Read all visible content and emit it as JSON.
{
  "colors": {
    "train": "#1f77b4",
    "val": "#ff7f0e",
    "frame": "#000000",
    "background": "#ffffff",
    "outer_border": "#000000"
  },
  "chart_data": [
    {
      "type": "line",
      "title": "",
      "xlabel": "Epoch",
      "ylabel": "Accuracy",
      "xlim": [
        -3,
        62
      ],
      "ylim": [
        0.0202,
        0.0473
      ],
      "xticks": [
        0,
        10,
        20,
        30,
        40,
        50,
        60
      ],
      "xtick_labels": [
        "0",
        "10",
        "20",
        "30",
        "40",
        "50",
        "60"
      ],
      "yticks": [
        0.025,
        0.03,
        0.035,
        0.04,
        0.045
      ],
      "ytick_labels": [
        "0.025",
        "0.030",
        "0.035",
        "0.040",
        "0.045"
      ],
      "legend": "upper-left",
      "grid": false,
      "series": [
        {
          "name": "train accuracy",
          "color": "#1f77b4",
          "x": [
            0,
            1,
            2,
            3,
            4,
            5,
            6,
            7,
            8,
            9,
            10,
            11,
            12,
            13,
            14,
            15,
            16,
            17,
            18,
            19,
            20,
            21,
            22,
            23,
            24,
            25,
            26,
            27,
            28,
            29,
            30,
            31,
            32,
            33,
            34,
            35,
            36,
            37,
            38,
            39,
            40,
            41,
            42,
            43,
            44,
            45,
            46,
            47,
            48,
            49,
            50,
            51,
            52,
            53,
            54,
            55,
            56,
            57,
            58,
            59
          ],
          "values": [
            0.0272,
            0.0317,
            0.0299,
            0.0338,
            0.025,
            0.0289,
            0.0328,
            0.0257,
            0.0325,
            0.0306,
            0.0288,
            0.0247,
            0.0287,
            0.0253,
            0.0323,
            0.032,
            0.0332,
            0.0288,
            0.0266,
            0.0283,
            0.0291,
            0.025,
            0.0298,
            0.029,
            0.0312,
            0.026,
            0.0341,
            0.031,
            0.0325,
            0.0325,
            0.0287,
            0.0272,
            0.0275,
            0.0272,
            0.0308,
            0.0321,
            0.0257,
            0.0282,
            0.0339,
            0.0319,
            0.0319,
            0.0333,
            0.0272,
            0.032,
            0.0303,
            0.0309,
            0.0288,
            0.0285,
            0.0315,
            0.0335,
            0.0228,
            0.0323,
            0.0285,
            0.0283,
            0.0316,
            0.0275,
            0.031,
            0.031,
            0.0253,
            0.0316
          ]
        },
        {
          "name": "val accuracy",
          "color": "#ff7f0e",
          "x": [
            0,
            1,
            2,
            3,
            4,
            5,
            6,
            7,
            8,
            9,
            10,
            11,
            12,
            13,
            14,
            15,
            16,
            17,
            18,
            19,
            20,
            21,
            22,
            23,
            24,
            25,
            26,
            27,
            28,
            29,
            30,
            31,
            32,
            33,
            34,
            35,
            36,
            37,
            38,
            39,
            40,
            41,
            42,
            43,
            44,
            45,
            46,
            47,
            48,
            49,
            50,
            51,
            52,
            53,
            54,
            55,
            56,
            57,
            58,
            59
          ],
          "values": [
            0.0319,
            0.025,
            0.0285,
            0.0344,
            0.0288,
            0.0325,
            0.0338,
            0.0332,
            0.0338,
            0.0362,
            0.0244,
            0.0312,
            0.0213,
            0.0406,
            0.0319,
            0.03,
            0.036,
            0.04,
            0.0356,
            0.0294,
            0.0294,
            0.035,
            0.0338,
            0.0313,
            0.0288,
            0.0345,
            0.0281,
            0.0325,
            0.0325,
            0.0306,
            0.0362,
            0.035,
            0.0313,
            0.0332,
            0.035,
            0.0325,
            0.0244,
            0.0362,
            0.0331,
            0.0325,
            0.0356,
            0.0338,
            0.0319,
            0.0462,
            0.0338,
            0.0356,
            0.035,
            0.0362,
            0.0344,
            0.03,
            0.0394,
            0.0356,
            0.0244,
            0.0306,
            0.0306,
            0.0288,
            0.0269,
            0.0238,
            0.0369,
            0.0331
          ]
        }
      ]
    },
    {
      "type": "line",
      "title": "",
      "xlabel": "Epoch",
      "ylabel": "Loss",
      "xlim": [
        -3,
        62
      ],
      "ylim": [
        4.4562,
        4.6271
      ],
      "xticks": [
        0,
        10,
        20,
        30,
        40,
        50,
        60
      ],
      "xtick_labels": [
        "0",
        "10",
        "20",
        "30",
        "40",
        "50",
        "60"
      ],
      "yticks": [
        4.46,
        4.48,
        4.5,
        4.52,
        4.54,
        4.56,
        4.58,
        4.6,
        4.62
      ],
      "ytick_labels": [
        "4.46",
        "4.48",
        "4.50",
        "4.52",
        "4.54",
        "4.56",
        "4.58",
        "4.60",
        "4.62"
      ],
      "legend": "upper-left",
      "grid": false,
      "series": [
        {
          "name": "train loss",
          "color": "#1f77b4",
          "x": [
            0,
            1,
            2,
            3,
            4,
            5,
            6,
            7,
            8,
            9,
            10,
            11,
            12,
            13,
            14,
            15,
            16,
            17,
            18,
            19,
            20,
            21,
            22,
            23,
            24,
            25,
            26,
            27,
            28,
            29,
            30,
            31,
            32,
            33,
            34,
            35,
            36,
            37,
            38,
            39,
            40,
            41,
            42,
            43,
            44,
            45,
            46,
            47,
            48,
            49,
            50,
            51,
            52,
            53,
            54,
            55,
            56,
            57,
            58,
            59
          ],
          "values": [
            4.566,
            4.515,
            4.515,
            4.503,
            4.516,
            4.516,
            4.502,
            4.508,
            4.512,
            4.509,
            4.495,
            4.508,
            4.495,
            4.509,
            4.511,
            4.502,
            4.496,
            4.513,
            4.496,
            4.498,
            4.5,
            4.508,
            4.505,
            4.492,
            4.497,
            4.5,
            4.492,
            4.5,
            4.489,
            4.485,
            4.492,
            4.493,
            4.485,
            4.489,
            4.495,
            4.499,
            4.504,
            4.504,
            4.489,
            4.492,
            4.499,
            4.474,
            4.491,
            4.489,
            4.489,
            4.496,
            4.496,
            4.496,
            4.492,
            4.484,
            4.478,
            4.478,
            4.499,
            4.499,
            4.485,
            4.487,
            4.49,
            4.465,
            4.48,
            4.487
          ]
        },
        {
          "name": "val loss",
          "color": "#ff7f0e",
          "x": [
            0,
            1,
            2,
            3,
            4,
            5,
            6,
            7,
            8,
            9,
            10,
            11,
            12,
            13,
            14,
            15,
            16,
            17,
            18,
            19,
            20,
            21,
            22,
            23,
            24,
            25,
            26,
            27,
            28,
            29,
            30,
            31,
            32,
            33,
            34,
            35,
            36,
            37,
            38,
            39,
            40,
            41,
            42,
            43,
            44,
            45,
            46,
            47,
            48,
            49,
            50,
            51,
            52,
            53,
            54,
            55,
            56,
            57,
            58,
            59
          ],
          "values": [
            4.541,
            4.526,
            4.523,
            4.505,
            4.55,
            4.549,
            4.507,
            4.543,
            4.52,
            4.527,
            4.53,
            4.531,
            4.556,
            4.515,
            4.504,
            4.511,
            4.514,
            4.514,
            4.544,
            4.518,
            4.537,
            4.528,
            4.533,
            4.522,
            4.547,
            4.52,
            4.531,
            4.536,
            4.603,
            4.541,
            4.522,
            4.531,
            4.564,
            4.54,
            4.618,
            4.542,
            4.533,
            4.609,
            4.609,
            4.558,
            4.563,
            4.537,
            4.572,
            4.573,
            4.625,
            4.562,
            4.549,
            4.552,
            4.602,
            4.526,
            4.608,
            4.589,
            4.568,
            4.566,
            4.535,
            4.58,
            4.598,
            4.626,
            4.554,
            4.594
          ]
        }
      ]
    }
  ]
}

_____

To be done: Reproduce every line above without error.

Problem solution:
Read all visible content and emit it as JSON.
{
  "colors": {
    "train": "#1f77b4",
    "val": "#ff7f0e",
    "frame": "#000000",
    "background": "#ffffff",
    "outer_border": "#000000"
  },
  "chart_data": [
    {
      "type": "line",
      "title": "",
      "xlabel": "Epoch",
      "ylabel": "Accuracy",
      "xlim": [
        -3,
        62
      ],
      "ylim": [
        0.0202,
        0.0473
      ],
      "xticks": [
        0,
        10,
        20,
        30,
        40,
        50,
        60
      ],
      "xtick_labels": [
        "0",
        "10",
        "20",
        "30",
        "40",
        "50",
        "60"
      ],
      "yticks": [
        0.025,
        0.03,
        0.035,
        0.04,
        0.045
      ],
      "ytick_labels": [
        "0.025",
        "0.030",
        "0.035",
        "0.040",
        "0.045"
      ],
      "legend": "upper-left",
      "grid": false,
      "series": [
        {
          "name": "train accuracy",
          "color": "#1f77b4",
          "x": [
            0,
            1,
            2,
            3,
            4,
            5,
            6,
            7,
            8,
            9,
            10,
            11,
            12,
            13,
            14,
            15,
            16,
            17,
            18,
            19,
            20,
            21,
            22,
            23,
            24,
            25,
            26,
            27,
            28,
            29,
            30,
            31,
            32,
            33,
            34,
            35,
            36,
            37,
            38,
            39,
            40,
            41,
            42,
            43,
            44,
            45,
            46,
            47,
            48,
            49,
            50,
            51,
            52,
            53,
            54,
            55,
            56,
            57,
            58,
            59
          ],
          "values": [
            0.0272,
            0.0317,
            0.0299,
            0.0338,
            0.025,
            0.0289,
            0.0328,
            0.0257,
            0.0325,
            0.0306,
            0.0288,
            0.0247,
            0.0287,
            0.0253,
            0.0323,
            0.032,
            0.0332,
            0.0288,
            0.0266,
            0.0283,
            0.0291,
            0.025,
            0.0298,
            0.029,
            0.0312,
            0.026,
            0.0341,
            0.031,
            0.0325,
            0.0325,
            0.0287,
            0.0272,
            0.0275,
            0.0272,
            0.0308,
            0.0321,
            0.0257,
            0.0282,
            0.0339,
            0.0319,
            0.0319,
            0.0333,
            0.0272,
            0.032,
            0.0303,
            0.0309,
            0.0288,
            0.0285,
            0.0315,
            0.0335,
            0.0228,
            0.0323,
            0.0285,
            0.0283,
            0.0316,
            0.0275,
            0.031,
            0.031,
            0.0253,
            0.0316
          ]
        },
        {
          "name": "val accuracy",
          "color": "#ff7f0e",
          "x": [
            0,
            1,
            2,
            3,
            4,
            5,
            6,
            7,
            8,
            9,
            10,
            11,
            12,
            13,
            14,
            15,
            16,
            17,
            18,
            19,
            20,
            21,
            22,
            23,
            24,
            25,
            26,
            27,
            28,
            29,
            30,
            31,
            32,
            33,
            34,
            35,
            36,
            37,
            38,
            39,
            40,
            41,
            42,
            43,
            44,
            45,
            46,
            47,
            48,
            49,
            50,
            51,
            52,
            53,
            54,
            55,
            56,
            57,
            58,
            59
          ],
          "values": [
            0.0319,
            0.025,
            0.0285,
            0.0344,
            0.0288,
            0.0325,
            0.0338,
            0.0332,
            0.0338,
            0.0362,
            0.0244,
            0.0312,
            0.0213,
            0.0406,
            0.0319,
            0.03,
            0.036,
            0.04,
            0.0356,
            0.0294,
            0.0294,
            0.035,
            0.0338,
            0.0313,
            0.0288,
            0.0345,
            0.0281,
            0.0325,
            0.0325,
            0.0306,
            0.0362,
            0.035,
            0.0313,
            0.0332,
            0.035,
            0.0325,
            0.0244,
            0.0362,
            0.0331,
            0.0325,
            0.0356,
            0.0338,
            0.0319,
            0.0462,
            0.0338,
            0.0356,
            0.035,
            0.0362,
            0.0344,
            0.03,
            0.0394,
            0.0356,
            0.0244,
            0.0306,
            0.0306,
            0.0288,
            0.0269,
            0.0238,
            0.0369,
            0.0331
          ]
        }
      ]
    },
    {
      "type": "line",
      "title": "",
      "xlabel": "Epoch",
      "ylabel": "Loss",
      "xlim": [
        -3,
        62
      ],
      "ylim": [
        4.4562,
        4.6271
      ],
      "xticks": [
        0,
        10,
        20,
        30,
        40,
        50,
        60
      ],
      "xtick_labels": [
        "0",
        "10",
        "20",
        "30",
        "40",
        "50",
        "60"
      ],
      "yticks": [
        4.46,
        4.48,
        4.5,
        4.52,
        4.54,
        4.56,
        4.58,
        4.6,
        4.62
      ],
      "ytick_labels": [
        "4.46",
        "4.48",
        "4.50",
        "4.52",
        "4.54",
        "4.56",
        "4.58",
        "4.60",
        "4.62"
      ],
      "legend": "upper-left",
      "grid": false,
      "series": [
        {
          "name": "train loss",
          "color": "#1f77b4",
          "x": [
            0,
            1,
            2,
            3,
            4,
            5,
            6,
            7,
            8,
            9,
            10,
            11,
            12,
            13,
            14,
            15,
            16,
            17,
            18,
            19,
            20,
            21,
            22,
            23,
            24,
            25,
            26,
            27,
            28,
            29,
            30,
            31,
            32,
            33,
            34,
            35,
            36,
            37,
            38,
            39,
            40,
            41,
            42,
            43,
            44,
            45,
            46,
            47,
            48,
            49,
            50,
            51,
            52,
            53,
            54,
            55,
            56,
            57,
            58,
            59
          ],
          "values": [
            4.566,
            4.515,
            4.515,
            4.503,
            4.516,
            4.516,
            4.502,
            4.508,
            4.512,
            4.509,
            4.495,
            4.508,
            4.495,
            4.509,
            4.511,
            4.502,
            4.496,
            4.513,
            4.496,
            4.498,
            4.5,
            4.508,
            4.505,
            4.492,
            4.497,
            4.5,
            4.492,
            4.5,
            4.489,
            4.485,
            4.492,
            4.493,
            4.485,
            4.489,
            4.495,
            4.499,
            4.504,
            4.504,
            4.489,
            4.492,
            4.499,
            4.474,
            4.491,
            4.489,
            4.489,
            4.496,
            4.496,
            4.496,
            4.492,
            4.484,
            4.478,
            4.478,
            4.499,
            4.499,
            4.485,
            4.487,
            4.49,
            4.465,
            4.48,
            4.487
          ]
        },
        {
          "name": "val loss",
          "color": "#ff7f0e",
          "x": [
            0,
            1,
            2,
            3,
            4,
            5,
            6,
            7,
            8,
            9,
            10,
            11,
            12,
            13,
            14,
            15,
            16,
            17,
            18,
            19,
            20,
            21,
            22,
            23,
            24,
            25,
            26,
            27,
            28,
            29,
            30,
            31,
            32,
            33,
            34,
            35,
            36,
            37,
            38,
            39,
            40,
            41,
            42,
            43,
            44,
            45,
            46,
            47,
            48,
            49,
            50,
            51,
            52,
            53,
            54,
            55,
            56,
            57,
            58,
            59
          ],
          "values": [
            4.541,
            4.526,
            4.523,
            4.505,
            4.55,
            4.549,
            4.507,
            4.543,
            4.52,
            4.527,
            4.53,
            4.531,
            4.556,
            4.515,
            4.504,
            4.511,
            4.514,
            4.514,
            4.544,
            4.518,
            4.537,
            4.528,
            4.533,
            4.522,
            4.547,
            4.52,
            4.531,
            4.536,
            4.603,
            4.541,
            4.522,
            4.531,
            4.564,
            4.54,
            4.618,
            4.542,
            4.533,
            4.609,
            4.609,
            4.558,
            4.563,
            4.537,
            4.572,
            4.573,
            4.625,
            4.562,
            4.549,
            4.552,
            4.602,
            4.526,
            4.608,
            4.589,
            4.568,
            4.566,
            4.535,
            4.58,
            4.598,
            4.626,
            4.554,
            4.594
          ]
        }
      ]
    }
  ]
}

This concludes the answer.